PROBLEM TO WORK ON
Each line of the material below should be reproduced exactly.
● ● ●
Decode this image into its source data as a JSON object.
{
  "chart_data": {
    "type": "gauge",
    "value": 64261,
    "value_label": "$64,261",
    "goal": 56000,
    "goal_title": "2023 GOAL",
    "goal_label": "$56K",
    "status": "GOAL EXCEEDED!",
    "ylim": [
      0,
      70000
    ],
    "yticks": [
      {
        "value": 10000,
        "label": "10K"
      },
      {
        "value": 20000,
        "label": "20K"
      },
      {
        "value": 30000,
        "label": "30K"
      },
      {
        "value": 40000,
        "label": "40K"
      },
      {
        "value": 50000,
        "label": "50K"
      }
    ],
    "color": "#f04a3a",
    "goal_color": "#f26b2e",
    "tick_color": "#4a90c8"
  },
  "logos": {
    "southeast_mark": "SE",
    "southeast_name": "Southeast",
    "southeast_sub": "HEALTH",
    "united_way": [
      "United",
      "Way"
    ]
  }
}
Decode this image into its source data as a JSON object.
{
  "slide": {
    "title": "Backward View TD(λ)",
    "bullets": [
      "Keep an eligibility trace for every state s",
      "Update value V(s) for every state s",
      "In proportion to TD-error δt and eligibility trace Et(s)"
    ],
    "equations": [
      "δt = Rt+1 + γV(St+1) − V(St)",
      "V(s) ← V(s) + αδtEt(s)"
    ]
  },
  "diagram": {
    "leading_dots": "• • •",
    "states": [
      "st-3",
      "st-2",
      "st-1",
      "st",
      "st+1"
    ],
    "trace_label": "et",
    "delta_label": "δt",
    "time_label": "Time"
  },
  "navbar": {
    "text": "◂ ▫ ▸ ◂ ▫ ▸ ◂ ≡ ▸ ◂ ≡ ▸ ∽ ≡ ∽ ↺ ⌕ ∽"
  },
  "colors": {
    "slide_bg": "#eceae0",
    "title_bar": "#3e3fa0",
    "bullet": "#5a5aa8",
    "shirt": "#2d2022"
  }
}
● ● ●
EXPECTED OUTPUT
Decode this image into its source data as a JSON object.
{
  "chart_data": {
    "type": "gauge",
    "value": 64261,
    "value_label": "$64,261",
    "goal": 56000,
    "goal_title": "2023 GOAL",
    "goal_label": "$56K",
    "status": "GOAL EXCEEDED!",
    "ylim": [
      0,
      70000
    ],
    "yticks": [
      {
        "value": 10000,
        "label": "10K"
      },
      {
        "value": 20000,
        "label": "20K"
      },
      {
        "value": 30000,
        "label": "30K"
      },
      {
        "value": 40000,
        "label": "40K"
      },
      {
        "value": 50000,
        "label": "50K"
      }
    ],
    "color": "#f04a3a",
    "goal_color": "#f26b2e",
    "tick_color": "#4a90c8"
  },
  "logos": {
    "southeast_mark": "SE",
    "southeast_name": "Southeast",
    "southeast_sub": "HEALTH",
    "united_way": [
      "United",
      "Way"
    ]
  }
}
Decode this image into its source data as a JSON object.
{
  "slide": {
    "title": "Backward View TD(λ)",
    "bullets": [
      "Keep an eligibility trace for every state s",
      "Update value V(s) for every state s",
      "In proportion to TD-error δt and eligibility trace Et(s)"
    ],
    "equations": [
      "δt = Rt+1 + γV(St+1) − V(St)",
      "V(s) ← V(s) + αδtEt(s)"
    ]
  },
  "diagram": {
    "leading_dots": "• • •",
    "states": [
      "st-3",
      "st-2",
      "st-1",
      "st",
      "st+1"
    ],
    "trace_label": "et",
    "delta_label": "δt",
    "time_label": "Time"
  },
  "navbar": {
    "text": "◂ ▫ ▸ ◂ ▫ ▸ ◂ ≡ ▸ ◂ ≡ ▸ ∽ ≡ ∽ ↺ ⌕ ∽"
  },
  "colors": {
    "slide_bg": "#eceae0",
    "title_bar": "#3e3fa0",
    "bullet": "#5a5aa8",
    "shirt": "#2d2022"
  }
}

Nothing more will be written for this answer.